_Given text_
## BEGIN

Production had declined to just under 461,000 barrels per
day in FY 24. He noted that the decline was not atypical in
a place like Alaska's North Slope. The change from FY 23 to
FY 24 was about 4 percent or a decline of about 18,700
barrels per day.
Mr. Peltier addressed a chart on the lower right of slide 8
showing production changes across North Slope assets from
FY 23 to FY 24. The chart listed decreases first, which
resulted in the 18,700 barrels per day. He noted that
increases were shown at the end of the chart. The Colville
River, Endicott and Kuparuk River units were all
experiencing natural decline offset with development
drilling. He stated it was good to see continued
reinvestment in the fields but it was not atypical to see
decline. He explained that Nikaitchuq, Northstar, and
Oooguruk fields were all experiencing natural decline and
did not reflect anything atypical. He noted there had not
been any new drilling to offset the decline and it was what
was expected from a mature field being water flooded. He
relayed that Prudhoe Bay was the largest oilfield on the
North Slope, producing well over 200,000 barrels of oil per
day. He detailed that the decline number looked high, but
it had to do with the fact it was such a large producing
field. Additionally, there had been a relatively deep
turnaround in Prudhoe Bay in August 2023 that impacted FY
24. The last decrease shown on the chart pertained to the
frozen sales pipeline at the Point Thomson field in the
first half of 2024.
Mr. Peltier addressed increases on the North Slope in FY 24
on slide 8. The first increase was at the Badami field
where well work brought one of the field's biggest wells
towards the end of FY 24. The Greater Mooses Tooth Unit had
a new pad called GMT2, which the operator had continued to
develop, resulting in production growth. The last increase
was on the Milne Point field. He elaborated that the field
had continued to see year-over-year production increases
due to the operator's activity.
Co-Chair Josephson recognized Representative Justin
Ruffridge in the room.
1:55:40 PM
Representative Stapp asked for a summary showing the fields
in aggregate in terms of the ownership and operator. He
stated it would be easier for him to parse through with the
declines and increases if he could see the field, land
(i.e., state, federal, Native land). He explained that it
would help him get a bigger picture of the overall revenue
pertaining to production.
Co-Chair Josephson asked the department to route the
information through his office.
Representative Johnson asked if the policy of the
department was to encourage as much development as possible
at all times.

## END

_Given problem A_
In the layout coordinate data rows, edit the lines from the line with "green-series-line bbox=[150, 445, 878, 524]" to the line with "imgw-wordmark: imgw bbox=[924, 70, 1002, 101]" so that "arrow" becomes "pointer", leaving everything else as it is.

Layout coordinate data:

## BEGIN

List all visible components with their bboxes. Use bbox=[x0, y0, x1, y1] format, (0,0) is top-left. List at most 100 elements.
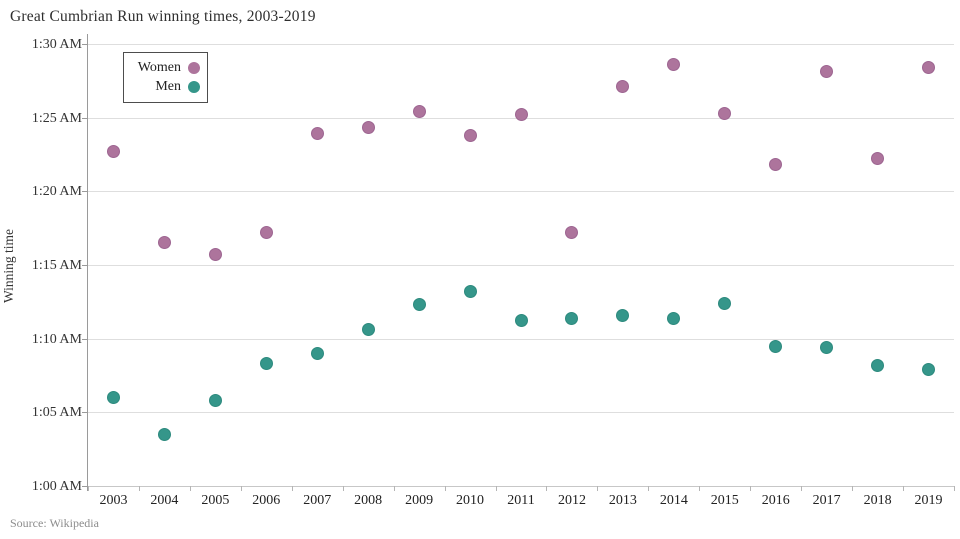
data-point-men-2003 bbox=[106, 391, 120, 405]
x-tick-mark bbox=[648, 486, 650, 491]
x-tick-label: 2008 bbox=[354, 493, 383, 508]
data-point-women-2007 bbox=[310, 127, 324, 141]
x-tick-mark bbox=[138, 486, 140, 491]
gridline bbox=[88, 412, 954, 413]
legend-box: Women Men bbox=[123, 52, 208, 103]
x-tick-label: 2005 bbox=[201, 493, 230, 508]
x-tick-label: 2011 bbox=[507, 493, 535, 508]
gridline bbox=[88, 486, 954, 487]
data-point-women-2014 bbox=[667, 58, 681, 72]
y-tick-label: 1:15 AM bbox=[31, 258, 82, 273]
data-point-men-2016 bbox=[769, 339, 783, 353]
x-tick-mark bbox=[801, 486, 803, 491]
gridline bbox=[88, 44, 954, 45]
y-tick-mark bbox=[82, 265, 87, 266]
data-point-men-2008 bbox=[361, 323, 375, 337]
gridline bbox=[88, 339, 954, 340]
x-tick-mark bbox=[699, 486, 701, 491]
x-tick-label: 2007 bbox=[303, 493, 332, 508]
legend-item-women: Women bbox=[128, 60, 200, 76]
data-point-men-2017 bbox=[820, 341, 834, 354]
data-point-men-2014 bbox=[667, 311, 681, 325]
x-tick-label: 2018 bbox=[863, 493, 892, 508]
data-point-women-2015 bbox=[718, 106, 732, 120]
legend-label-men: Men bbox=[155, 79, 181, 94]
men-marker-icon bbox=[188, 81, 200, 93]
data-point-men-2005 bbox=[208, 394, 222, 408]
x-tick-mark bbox=[342, 486, 344, 491]
x-tick-label: 2016 bbox=[761, 493, 790, 508]
data-point-men-2019 bbox=[922, 363, 936, 377]
y-tick-mark bbox=[82, 44, 87, 45]
data-point-women-2011 bbox=[514, 108, 528, 122]
chart-title: Great Cumbrian Run winning times, 2003-2… bbox=[10, 8, 316, 25]
y-tick-label: 1:10 AM bbox=[31, 331, 82, 347]
x-tick-mark bbox=[189, 486, 191, 491]
x-tick-mark bbox=[495, 486, 497, 491]
data-point-men-2010 bbox=[463, 285, 477, 299]
data-point-men-2018 bbox=[871, 358, 885, 372]
y-tick-mark bbox=[82, 486, 87, 487]
x-tick-mark bbox=[88, 486, 89, 491]
y-tick-label: 1:25 AM bbox=[31, 110, 82, 126]
women-marker-icon bbox=[188, 62, 200, 74]
data-point-men-2012 bbox=[565, 311, 579, 325]
legend-item-men: Men bbox=[128, 79, 200, 95]
data-point-women-2003 bbox=[106, 145, 120, 159]
source-note: Source: Wikipedia bbox=[10, 516, 99, 530]
x-tick-label: 2014 bbox=[659, 493, 688, 508]
x-tick-mark bbox=[954, 486, 955, 491]
y-tick-mark bbox=[82, 412, 87, 413]
y-tick-label: 1:05 AM bbox=[31, 405, 82, 421]
x-tick-mark bbox=[444, 486, 446, 491]
y-axis-spine bbox=[87, 34, 88, 491]
x-tick-mark bbox=[291, 486, 293, 491]
data-point-men-2013 bbox=[616, 308, 630, 322]
data-point-women-2009 bbox=[412, 105, 426, 119]
y-tick-label: 1:30 AM bbox=[31, 37, 82, 52]
x-tick-label: 2004 bbox=[150, 493, 179, 508]
x-tick-label: 2010 bbox=[456, 493, 485, 508]
data-point-women-2006 bbox=[259, 226, 273, 240]
data-point-women-2018 bbox=[871, 152, 885, 166]
data-point-men-2006 bbox=[259, 357, 273, 371]
x-tick-label: 2003 bbox=[99, 493, 128, 508]
x-tick-label: 2017 bbox=[812, 493, 841, 508]
data-point-women-2004 bbox=[157, 236, 171, 250]
x-tick-mark bbox=[240, 486, 242, 491]
y-tick-mark bbox=[82, 339, 87, 340]
data-point-women-2019 bbox=[922, 61, 936, 75]
x-tick-label: 2015 bbox=[710, 493, 739, 508]
data-point-women-2017 bbox=[820, 65, 834, 79]
y-tick-mark bbox=[82, 118, 87, 119]
data-point-women-2008 bbox=[361, 121, 375, 135]
x-tick-mark bbox=[393, 486, 395, 491]
x-tick-label: 2009 bbox=[405, 493, 434, 508]
y-tick-mark bbox=[82, 191, 87, 192]
x-tick-mark bbox=[546, 486, 548, 491]
legend-label-women: Women bbox=[137, 60, 181, 75]
x-tick-label: 2013 bbox=[608, 493, 637, 508]
data-point-women-2013 bbox=[616, 80, 630, 94]
x-tick-label: 2019 bbox=[914, 493, 943, 508]
y-tick-label: 1:20 AM bbox=[31, 184, 82, 200]
data-point-men-2004 bbox=[157, 427, 171, 441]
x-tick-label: 2012 bbox=[557, 493, 586, 508]
gridline bbox=[88, 265, 954, 266]
y-tick-label: 1:00 AM bbox=[31, 479, 82, 494]
data-point-men-2011 bbox=[514, 314, 528, 328]
x-tick-label: 2006 bbox=[252, 493, 281, 508]
data-point-men-2015 bbox=[718, 296, 732, 310]
data-point-women-2016 bbox=[769, 158, 783, 172]
data-point-women-2010 bbox=[463, 128, 477, 142]
data-point-women-2012 bbox=[565, 226, 579, 240]
x-tick-mark bbox=[903, 486, 905, 491]
x-tick-mark bbox=[852, 486, 854, 491]
gridline bbox=[88, 191, 954, 192]
x-tick-mark bbox=[597, 486, 599, 491]
data-point-men-2007 bbox=[310, 346, 324, 360]
x-tick-mark bbox=[750, 486, 752, 491]
data-point-women-2005 bbox=[208, 248, 222, 262]
data-point-men-2009 bbox=[412, 298, 426, 312]
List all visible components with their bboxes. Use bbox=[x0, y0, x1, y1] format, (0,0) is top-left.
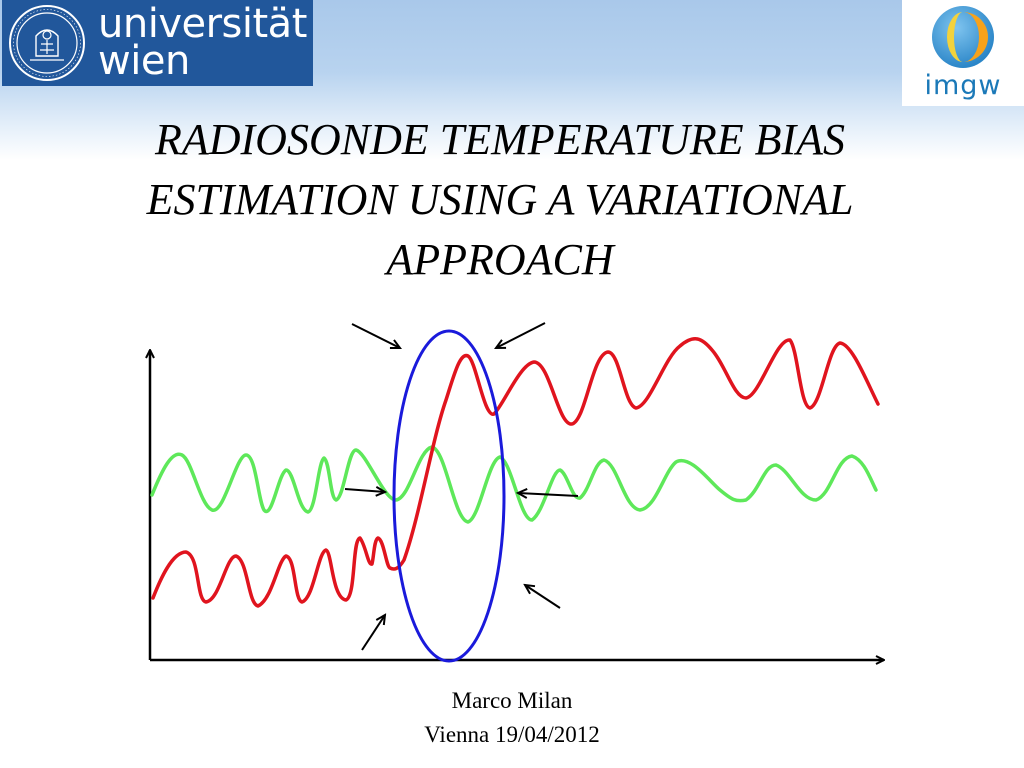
green-series-line bbox=[150, 445, 878, 524]
arrow-mid-right bbox=[518, 493, 579, 496]
slide-title: RADIOSONDE TEMPERATURE BIAS ESTIMATION U… bbox=[60, 110, 940, 290]
logo-line-wien: wien bbox=[98, 38, 190, 84]
arrow-bottom-left bbox=[361, 615, 385, 651]
imgw-wordmark: imgw bbox=[924, 70, 1002, 101]
arrow-top-right bbox=[496, 322, 546, 348]
jump-highlight-ellipse bbox=[392, 329, 506, 663]
place-date: Vienna 19/04/2012 bbox=[424, 722, 600, 747]
title-line-1: RADIOSONDE TEMPERATURE BIAS bbox=[154, 115, 845, 164]
author-name: Marco Milan bbox=[451, 688, 573, 713]
footer: Marco Milan Vienna 19/04/2012 bbox=[312, 684, 712, 752]
universitat-wien-logo: universität wien bbox=[2, 0, 313, 86]
globe-icon bbox=[932, 6, 994, 68]
arrow-top-left bbox=[351, 323, 400, 348]
title-line-2: ESTIMATION USING A VARIATIONAL bbox=[146, 175, 854, 224]
imgw-logo: imgw bbox=[902, 0, 1024, 106]
arrow-mid-left bbox=[344, 489, 385, 492]
logo-line-universitat: universität bbox=[98, 1, 307, 47]
arrow-bottom-right bbox=[525, 585, 561, 609]
red-series-line bbox=[151, 337, 880, 608]
university-seal-icon bbox=[9, 5, 85, 81]
title-line-3: APPROACH bbox=[386, 235, 614, 284]
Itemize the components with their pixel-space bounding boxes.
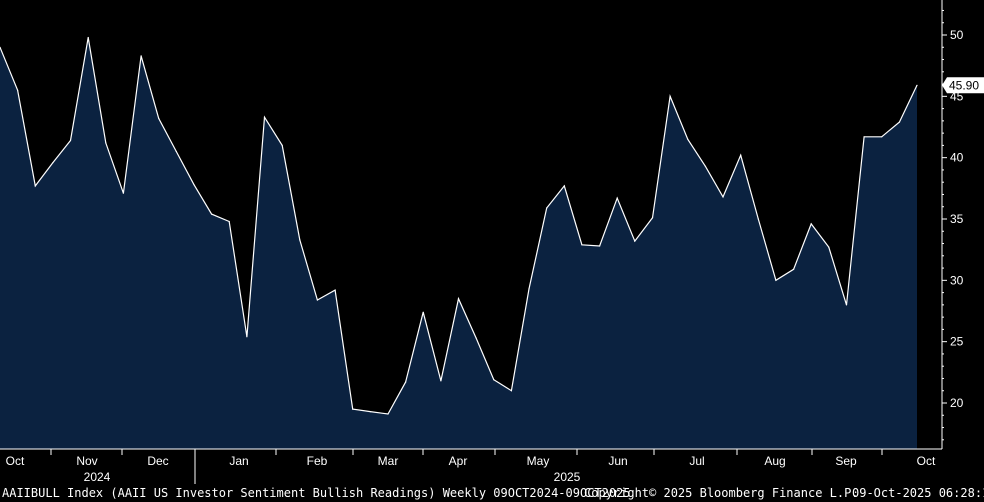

## END

_Given problem B_
Pick up the hearing text on North Slope oil production and keep it going after its last sentence.

_Answer A_
green-series-line bbox=[150, 445, 878, 524]
pointer-mid-right bbox=[518, 493, 579, 496]
slide-title: RADIOSONDE TEMPERATURE BIAS ESTIMATION U… bbox=[60, 110, 940, 290]
logo-line-wien: wien bbox=[98, 38, 190, 84]
pointer-bottom-left bbox=[361, 615, 385, 651]
imgw-wordmark: imgw bbox=[924, 70, 1002, 101]

_Answer B_
Mr. Crowther answered that it was DNR's policy and
statutory obligation to ensure there was full development
occurring on all legacy and new fields. He relayed that the
presentation would cover some of the new activities
occurring. He referenced the decline shown for legacy
fields on slide 8 and explained that in many cases the
fields had been operating for decades and there was
significant investment going on. There were also many new,
exciting projects taking place on the North Slope that the
department thought would bring increased production in the
future for new fields or reinvigorated activity in existing
fields. He noted there had been a couple of significant
transactions on the North Slope changing operatorship and
ownership of legacy fields. He highlighted there had been
new pad development on the Milne Point field that resulted
in an impressive production turnaround, rivaling production
levels from the field 20 years back. The turnaround started
about 10 years back when Hilcorp became the operator and
had started work on a new pad and work on recovery
methodologies. He pointed out that Nikaitchuq and Oooguruk
had previously been operated by ENI, but the assets had
been sold to Hilcorp. In light of the geologic
similarities, DNR believed some of the applications that
occurred on the Milne Point field could occur for the
Nikaitchuq and Oooguruk fields in the future.
1:59:41 PM
Representative Galvin asked when Prudhoe Bay would reach a
typical hyperbolic curve and would level off instead of
seeing the decrease.
Mr. Crowther deferred to a colleague with past private
sector expertise managing the field.
DEREK NOTTINGHAM, DIRECTOR, DIVISION OF OIL AND GAS,
DEPARTMENT OF NATURAL RESOURCES, replied that DNR believed
the Prudhoe Bay field was already in a hyperbolic decline.
He explained that a 3 to 4 percent decline per year was an
expected base level decline. He elaborated that 10,000
barrels per year was close to that amount, with some
additional production losses due to a longer turnaround
time. He relayed that there was significant capital
investment and drilling that went into maintaining the 3 to
4 percent decline. He detailed Hilcorp and its partners
were active in the field with well work, drilling, and
facility projects.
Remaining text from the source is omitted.